### Input
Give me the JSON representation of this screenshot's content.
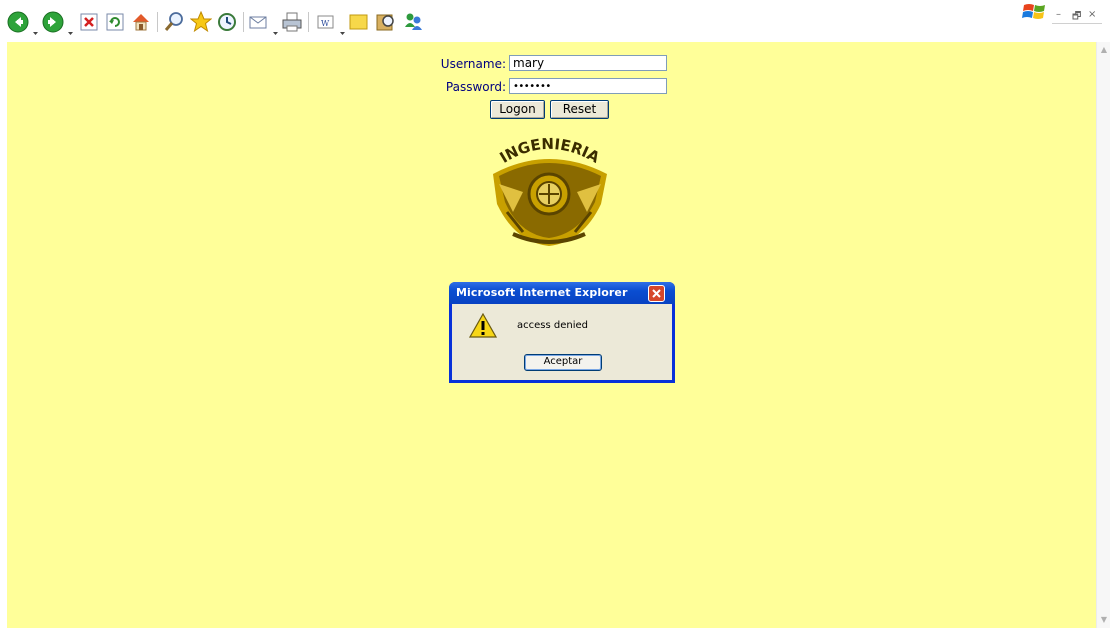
{
  "toolbar": {
    "icons": [
      "back-icon",
      "forward-icon",
      "stop-icon",
      "refresh-icon",
      "home-icon",
      "search-icon",
      "favorites-icon",
      "history-icon",
      "mail-icon",
      "print-icon",
      "edit-icon",
      "discuss-icon",
      "research-icon",
      "messenger-icon"
    ]
  },
  "login": {
    "username_label": "Username:",
    "username_value": "mary",
    "password_label": "Password:",
    "password_value": "•••••••",
    "logon_label": "Logon",
    "reset_label": "Reset"
  },
  "logo": {
    "text": "INGENIERIA",
    "color": "#c8a000"
  },
  "dialog": {
    "title": "Microsoft Internet Explorer",
    "message": "access denied",
    "ok_label": "Aceptar",
    "icon": "warning-icon"
  },
  "window_controls": {
    "minimize": "–",
    "restore": "🗗",
    "close": "×"
  },
  "colors": {
    "page_background": "#ffff99",
    "label_text": "#000080",
    "dialog_title": "#0a4ed1"
  }
}
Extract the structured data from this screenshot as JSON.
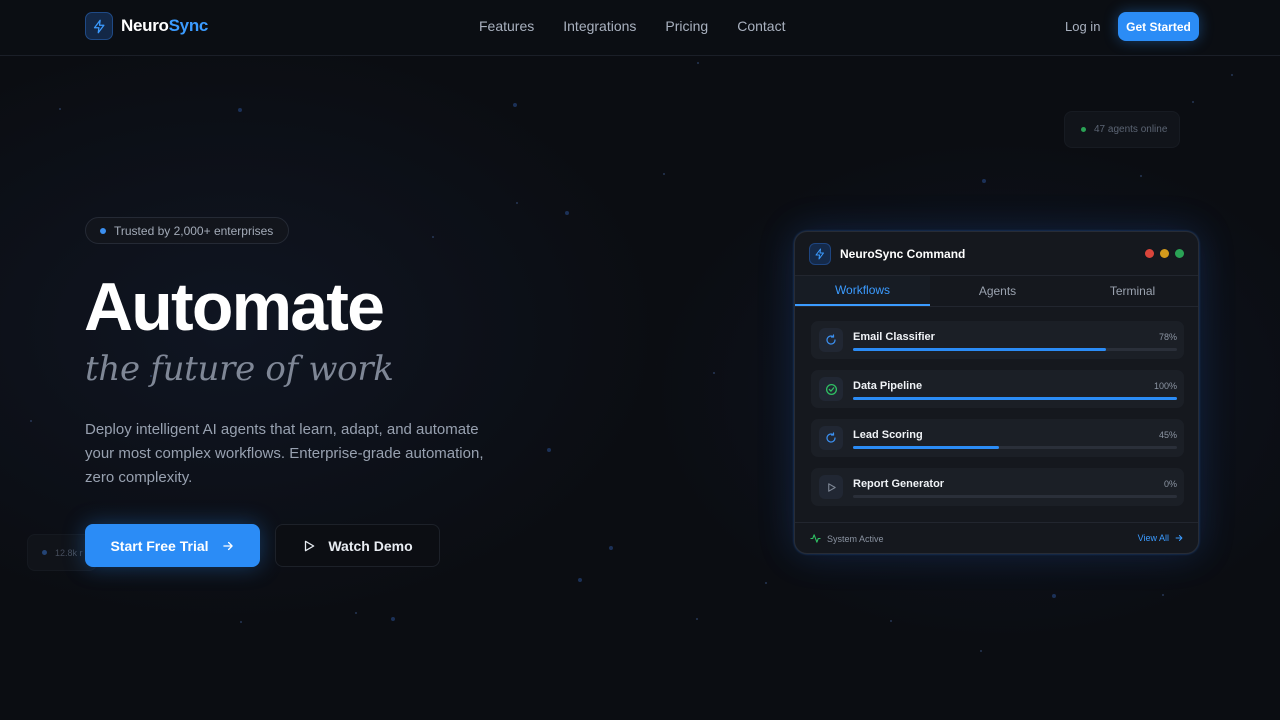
{
  "brand": {
    "name_main": "Neuro",
    "name_accent": "Sync",
    "icon": "lightning-icon",
    "accent_color": "#2b8cf6"
  },
  "nav": {
    "items": [
      "Features",
      "Integrations",
      "Pricing",
      "Contact"
    ],
    "login": "Log in",
    "cta": "Get Started"
  },
  "hero": {
    "badge": "Trusted by 2,000+ enterprises",
    "title": "Automate",
    "subtitle": "the future of work",
    "description": "Deploy intelligent AI agents that learn, adapt, and automate your most complex workflows. Enterprise-grade automation, zero complexity.",
    "primary_button": "Start Free Trial",
    "secondary_button": "Watch Demo"
  },
  "floating": {
    "online": "47 agents online",
    "stat": "12.8k r"
  },
  "panel": {
    "title": "NeuroSync Command",
    "tabs": [
      "Workflows",
      "Agents",
      "Terminal"
    ],
    "active_tab": "Workflows",
    "workflows": [
      {
        "name": "Email Classifier",
        "percent_label": "78%",
        "progress": 78,
        "icon": "refresh-icon"
      },
      {
        "name": "Data Pipeline",
        "percent_label": "100%",
        "progress": 100,
        "icon": "check-circle-icon"
      },
      {
        "name": "Lead Scoring",
        "percent_label": "45%",
        "progress": 45,
        "icon": "refresh-icon"
      },
      {
        "name": "Report Generator",
        "percent_label": "0%",
        "progress": 0,
        "icon": "play-icon"
      }
    ],
    "status": "System Active",
    "view_all": "View All",
    "traffic_lights": [
      "#d9453b",
      "#d39a1c",
      "#2aa255"
    ]
  }
}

### What is needed
Quote every line of the records above exactly; no picture is to be copied.

### Final answer
Give me the JSON representation of this screenshot's content.
{
  "toolbar": {
    "icons": [
      "back-icon",
      "forward-icon",
      "stop-icon",
      "refresh-icon",
      "home-icon",
      "search-icon",
      "favorites-icon",
      "history-icon",
      "mail-icon",
      "print-icon",
      "edit-icon",
      "discuss-icon",
      "research-icon",
      "messenger-icon"
    ]
  },
  "login": {
    "username_label": "Username:",
    "username_value": "mary",
    "password_label": "Password:",
    "password_value": "•••••••",
    "logon_label": "Logon",
    "reset_label": "Reset"
  },
  "logo": {
    "text": "INGENIERIA",
    "color": "#c8a000"
  },
  "dialog": {
    "title": "Microsoft Internet Explorer",
    "message": "access denied",
    "ok_label": "Aceptar",
    "icon": "warning-icon"
  },
  "window_controls": {
    "minimize": "–",
    "restore": "🗗",
    "close": "×"
  },
  "colors": {
    "page_background": "#ffff99",
    "label_text": "#000080",
    "dialog_title": "#0a4ed1"
  }
}
Extract the structured data from this screenshot as JSON.
{
  "brand": {
    "name_main": "Neuro",
    "name_accent": "Sync",
    "icon": "lightning-icon",
    "accent_color": "#2b8cf6"
  },
  "nav": {
    "items": [
      "Features",
      "Integrations",
      "Pricing",
      "Contact"
    ],
    "login": "Log in",
    "cta": "Get Started"
  },
  "hero": {
    "badge": "Trusted by 2,000+ enterprises",
    "title": "Automate",
    "subtitle": "the future of work",
    "description": "Deploy intelligent AI agents that learn, adapt, and automate your most complex workflows. Enterprise-grade automation, zero complexity.",
    "primary_button": "Start Free Trial",
    "secondary_button": "Watch Demo"
  },
  "floating": {
    "online": "47 agents online",
    "stat": "12.8k r"
  },
  "panel": {
    "title": "NeuroSync Command",
    "tabs": [
      "Workflows",
      "Agents",
      "Terminal"
    ],
    "active_tab": "Workflows",
    "workflows": [
      {
        "name": "Email Classifier",
        "percent_label": "78%",
        "progress": 78,
        "icon": "refresh-icon"
      },
      {
        "name": "Data Pipeline",
        "percent_label": "100%",
        "progress": 100,
        "icon": "check-circle-icon"
      },
      {
        "name": "Lead Scoring",
        "percent_label": "45%",
        "progress": 45,
        "icon": "refresh-icon"
      },
      {
        "name": "Report Generator",
        "percent_label": "0%",
        "progress": 0,
        "icon": "play-icon"
      }
    ],
    "status": "System Active",
    "view_all": "View All",
    "traffic_lights": [
      "#d9453b",
      "#d39a1c",
      "#2aa255"
    ]
  }
}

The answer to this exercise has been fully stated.